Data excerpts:

* * *

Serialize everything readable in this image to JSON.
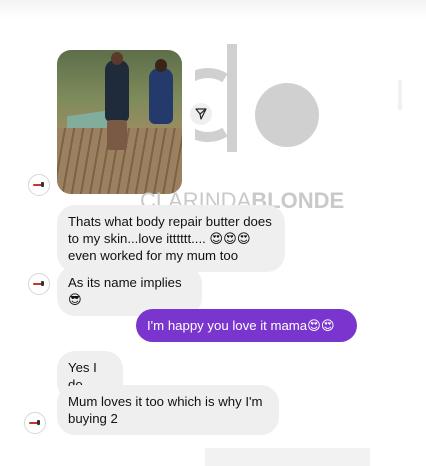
{
  "watermark": {
    "light_text": "CLARINDA",
    "bold_text": "BLONDE"
  },
  "photo_message": {
    "share_icon": "send-paper-plane-icon"
  },
  "messages": [
    {
      "direction": "incoming",
      "text": "Thats what body repair butter does to my skin...love itttttt.... 😍😍😍even worked for my mum too"
    },
    {
      "direction": "incoming",
      "text": "As its name implies 😎"
    },
    {
      "direction": "outgoing",
      "text": "I'm happy you love it mama😍😍"
    },
    {
      "direction": "incoming",
      "text": "Yes I do"
    },
    {
      "direction": "incoming",
      "text": "Mum loves it too which is why I'm buying 2"
    }
  ],
  "colors": {
    "incoming_bubble": "#efefef",
    "outgoing_bubble": "#7b35cf",
    "watermark": "#d0d0d0"
  }
}
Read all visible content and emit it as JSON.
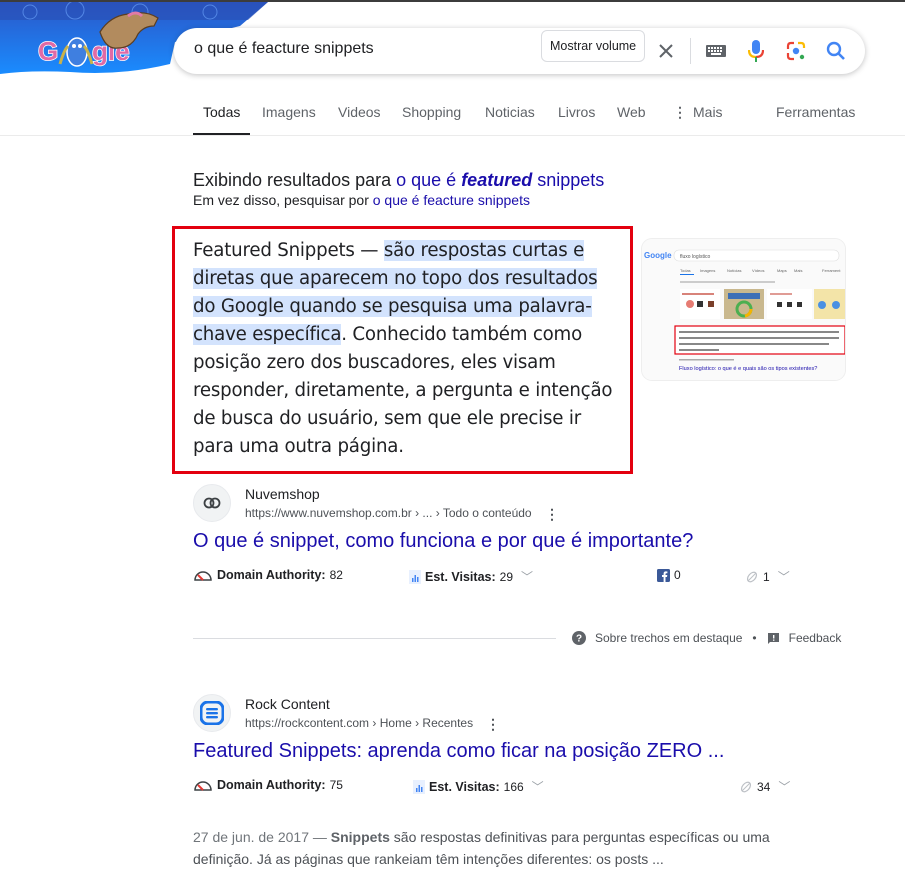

* * *

> DIRECTIONS:
Every line of the material is to be quoted exactly, with no pictures carried over.

> SOLUTION TO THE EXERCISE:
Serialize everything readable in this image to JSON.
{
  "watermark": {
    "light_text": "CLARINDA",
    "bold_text": "BLONDE"
  },
  "photo_message": {
    "share_icon": "send-paper-plane-icon"
  },
  "messages": [
    {
      "direction": "incoming",
      "text": "Thats what body repair butter does to my skin...love itttttt.... 😍😍😍even worked for my mum too"
    },
    {
      "direction": "incoming",
      "text": "As its name implies 😎"
    },
    {
      "direction": "outgoing",
      "text": "I'm happy you love it mama😍😍"
    },
    {
      "direction": "incoming",
      "text": "Yes I do"
    },
    {
      "direction": "incoming",
      "text": "Mum loves it too which is why I'm buying 2"
    }
  ],
  "colors": {
    "incoming_bubble": "#efefef",
    "outgoing_bubble": "#7b35cf",
    "watermark": "#d0d0d0"
  }
}
Read all visible content and emit it as JSON.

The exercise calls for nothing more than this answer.